_Written instruction_: Read the records and write them out again exactly.

[Data excerpts]
»»

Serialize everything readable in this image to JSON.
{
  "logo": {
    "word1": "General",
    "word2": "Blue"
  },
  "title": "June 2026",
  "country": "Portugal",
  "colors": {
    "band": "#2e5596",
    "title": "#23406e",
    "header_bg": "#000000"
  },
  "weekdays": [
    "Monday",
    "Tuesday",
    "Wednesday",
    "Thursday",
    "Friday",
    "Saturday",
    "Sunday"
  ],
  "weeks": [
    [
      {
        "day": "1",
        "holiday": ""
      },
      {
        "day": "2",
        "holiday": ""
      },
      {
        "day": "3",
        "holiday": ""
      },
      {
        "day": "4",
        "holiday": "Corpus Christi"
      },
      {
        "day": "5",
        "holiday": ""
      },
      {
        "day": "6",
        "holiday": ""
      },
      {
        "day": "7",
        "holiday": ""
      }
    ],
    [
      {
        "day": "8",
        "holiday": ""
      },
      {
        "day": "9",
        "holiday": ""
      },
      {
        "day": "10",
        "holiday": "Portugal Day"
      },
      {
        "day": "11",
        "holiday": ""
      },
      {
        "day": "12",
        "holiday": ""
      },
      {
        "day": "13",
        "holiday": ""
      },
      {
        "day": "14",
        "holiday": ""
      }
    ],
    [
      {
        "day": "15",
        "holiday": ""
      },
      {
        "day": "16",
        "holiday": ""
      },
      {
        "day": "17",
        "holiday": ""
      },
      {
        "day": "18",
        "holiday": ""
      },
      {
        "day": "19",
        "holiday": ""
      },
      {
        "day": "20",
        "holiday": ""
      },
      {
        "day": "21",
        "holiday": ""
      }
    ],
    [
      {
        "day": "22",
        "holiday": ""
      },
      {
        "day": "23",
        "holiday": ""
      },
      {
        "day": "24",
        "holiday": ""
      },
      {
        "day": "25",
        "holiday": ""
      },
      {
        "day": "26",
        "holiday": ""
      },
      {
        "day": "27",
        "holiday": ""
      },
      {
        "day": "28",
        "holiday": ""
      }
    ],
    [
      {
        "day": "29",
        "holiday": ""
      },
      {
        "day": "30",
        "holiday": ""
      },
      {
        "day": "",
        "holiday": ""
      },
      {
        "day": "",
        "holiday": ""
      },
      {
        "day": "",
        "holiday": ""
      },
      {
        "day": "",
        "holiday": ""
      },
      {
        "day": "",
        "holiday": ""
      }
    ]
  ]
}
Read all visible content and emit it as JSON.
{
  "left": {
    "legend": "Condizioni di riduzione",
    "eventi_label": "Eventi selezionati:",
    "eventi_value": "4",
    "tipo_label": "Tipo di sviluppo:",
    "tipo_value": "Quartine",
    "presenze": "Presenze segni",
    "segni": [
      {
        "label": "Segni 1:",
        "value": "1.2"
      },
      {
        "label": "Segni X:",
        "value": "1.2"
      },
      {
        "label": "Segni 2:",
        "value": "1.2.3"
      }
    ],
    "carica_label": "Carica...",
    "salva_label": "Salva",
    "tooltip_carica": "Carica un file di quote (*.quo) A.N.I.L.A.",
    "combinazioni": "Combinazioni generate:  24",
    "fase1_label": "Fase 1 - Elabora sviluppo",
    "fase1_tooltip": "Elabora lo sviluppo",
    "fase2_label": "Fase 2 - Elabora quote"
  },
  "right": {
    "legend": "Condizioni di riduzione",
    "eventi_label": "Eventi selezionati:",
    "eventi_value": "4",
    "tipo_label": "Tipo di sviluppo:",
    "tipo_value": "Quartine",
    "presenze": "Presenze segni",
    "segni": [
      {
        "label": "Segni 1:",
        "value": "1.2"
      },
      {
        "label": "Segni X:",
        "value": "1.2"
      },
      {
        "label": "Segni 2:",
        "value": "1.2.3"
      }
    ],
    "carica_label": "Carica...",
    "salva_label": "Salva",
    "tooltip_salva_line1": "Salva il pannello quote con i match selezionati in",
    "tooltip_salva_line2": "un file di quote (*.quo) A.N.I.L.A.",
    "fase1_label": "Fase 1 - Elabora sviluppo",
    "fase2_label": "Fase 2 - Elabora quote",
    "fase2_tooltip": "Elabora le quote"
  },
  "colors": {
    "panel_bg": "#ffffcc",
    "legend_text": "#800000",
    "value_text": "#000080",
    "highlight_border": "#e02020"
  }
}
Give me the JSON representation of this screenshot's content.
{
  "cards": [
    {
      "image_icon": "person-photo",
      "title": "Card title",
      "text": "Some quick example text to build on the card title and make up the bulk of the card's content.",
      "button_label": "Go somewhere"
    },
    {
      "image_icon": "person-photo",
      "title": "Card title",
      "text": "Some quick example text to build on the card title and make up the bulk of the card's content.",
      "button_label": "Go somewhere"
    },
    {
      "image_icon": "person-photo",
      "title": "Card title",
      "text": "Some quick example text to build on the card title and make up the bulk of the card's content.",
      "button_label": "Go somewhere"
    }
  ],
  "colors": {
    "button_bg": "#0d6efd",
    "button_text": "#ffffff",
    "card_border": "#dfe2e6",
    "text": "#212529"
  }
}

««

_Response to the exercise_:
Serialize everything readable in this image to JSON.
{
  "logo": {
    "word1": "General",
    "word2": "Blue"
  },
  "title": "June 2026",
  "country": "Portugal",
  "colors": {
    "band": "#2e5596",
    "title": "#23406e",
    "header_bg": "#000000"
  },
  "weekdays": [
    "Monday",
    "Tuesday",
    "Wednesday",
    "Thursday",
    "Friday",
    "Saturday",
    "Sunday"
  ],
  "weeks": [
    [
      {
        "day": "1",
        "holiday": ""
      },
      {
        "day": "2",
        "holiday": ""
      },
      {
        "day": "3",
        "holiday": ""
      },
      {
        "day": "4",
        "holiday": "Corpus Christi"
      },
      {
        "day": "5",
        "holiday": ""
      },
      {
        "day": "6",
        "holiday": ""
      },
      {
        "day": "7",
        "holiday": ""
      }
    ],
    [
      {
        "day": "8",
        "holiday": ""
      },
      {
        "day": "9",
        "holiday": ""
      },
      {
        "day": "10",
        "holiday": "Portugal Day"
      },
      {
        "day": "11",
        "holiday": ""
      },
      {
        "day": "12",
        "holiday": ""
      },
      {
        "day": "13",
        "holiday": ""
      },
      {
        "day": "14",
        "holiday": ""
      }
    ],
    [
      {
        "day": "15",
        "holiday": ""
      },
      {
        "day": "16",
        "holiday": ""
      },
      {
        "day": "17",
        "holiday": ""
      },
      {
        "day": "18",
        "holiday": ""
      },
      {
        "day": "19",
        "holiday": ""
      },
      {
        "day": "20",
        "holiday": ""
      },
      {
        "day": "21",
        "holiday": ""
      }
    ],
    [
      {
        "day": "22",
        "holiday": ""
      },
      {
        "day": "23",
        "holiday": ""
      },
      {
        "day": "24",
        "holiday": ""
      },
      {
        "day": "25",
        "holiday": ""
      },
      {
        "day": "26",
        "holiday": ""
      },
      {
        "day": "27",
        "holiday": ""
      },
      {
        "day": "28",
        "holiday": ""
      }
    ],
    [
      {
        "day": "29",
        "holiday": ""
      },
      {
        "day": "30",
        "holiday": ""
      },
      {
        "day": "",
        "holiday": ""
      },
      {
        "day": "",
        "holiday": ""
      },
      {
        "day": "",
        "holiday": ""
      },
      {
        "day": "",
        "holiday": ""
      },
      {
        "day": "",
        "holiday": ""
      }
    ]
  ]
}
Read all visible content and emit it as JSON.
{
  "left": {
    "legend": "Condizioni di riduzione",
    "eventi_label": "Eventi selezionati:",
    "eventi_value": "4",
    "tipo_label": "Tipo di sviluppo:",
    "tipo_value": "Quartine",
    "presenze": "Presenze segni",
    "segni": [
      {
        "label": "Segni 1:",
        "value": "1.2"
      },
      {
        "label": "Segni X:",
        "value": "1.2"
      },
      {
        "label": "Segni 2:",
        "value": "1.2.3"
      }
    ],
    "carica_label": "Carica...",
    "salva_label": "Salva",
    "tooltip_carica": "Carica un file di quote (*.quo) A.N.I.L.A.",
    "combinazioni": "Combinazioni generate:  24",
    "fase1_label": "Fase 1 - Elabora sviluppo",
    "fase1_tooltip": "Elabora lo sviluppo",
    "fase2_label": "Fase 2 - Elabora quote"
  },
  "right": {
    "legend": "Condizioni di riduzione",
    "eventi_label": "Eventi selezionati:",
    "eventi_value": "4",
    "tipo_label": "Tipo di sviluppo:",
    "tipo_value": "Quartine",
    "presenze": "Presenze segni",
    "segni": [
      {
        "label": "Segni 1:",
        "value": "1.2"
      },
      {
        "label": "Segni X:",
        "value": "1.2"
      },
      {
        "label": "Segni 2:",
        "value": "1.2.3"
      }
    ],
    "carica_label": "Carica...",
    "salva_label": "Salva",
    "tooltip_salva_line1": "Salva il pannello quote con i match selezionati in",
    "tooltip_salva_line2": "un file di quote (*.quo) A.N.I.L.A.",
    "fase1_label": "Fase 1 - Elabora sviluppo",
    "fase2_label": "Fase 2 - Elabora quote",
    "fase2_tooltip": "Elabora le quote"
  },
  "colors": {
    "panel_bg": "#ffffcc",
    "legend_text": "#800000",
    "value_text": "#000080",
    "highlight_border": "#e02020"
  }
}
Give me the JSON representation of this screenshot's content.
{
  "cards": [
    {
      "image_icon": "person-photo",
      "title": "Card title",
      "text": "Some quick example text to build on the card title and make up the bulk of the card's content.",
      "button_label": "Go somewhere"
    },
    {
      "image_icon": "person-photo",
      "title": "Card title",
      "text": "Some quick example text to build on the card title and make up the bulk of the card's content.",
      "button_label": "Go somewhere"
    },
    {
      "image_icon": "person-photo",
      "title": "Card title",
      "text": "Some quick example text to build on the card title and make up the bulk of the card's content.",
      "button_label": "Go somewhere"
    }
  ],
  "colors": {
    "button_bg": "#0d6efd",
    "button_text": "#ffffff",
    "card_border": "#dfe2e6",
    "text": "#212529"
  }
}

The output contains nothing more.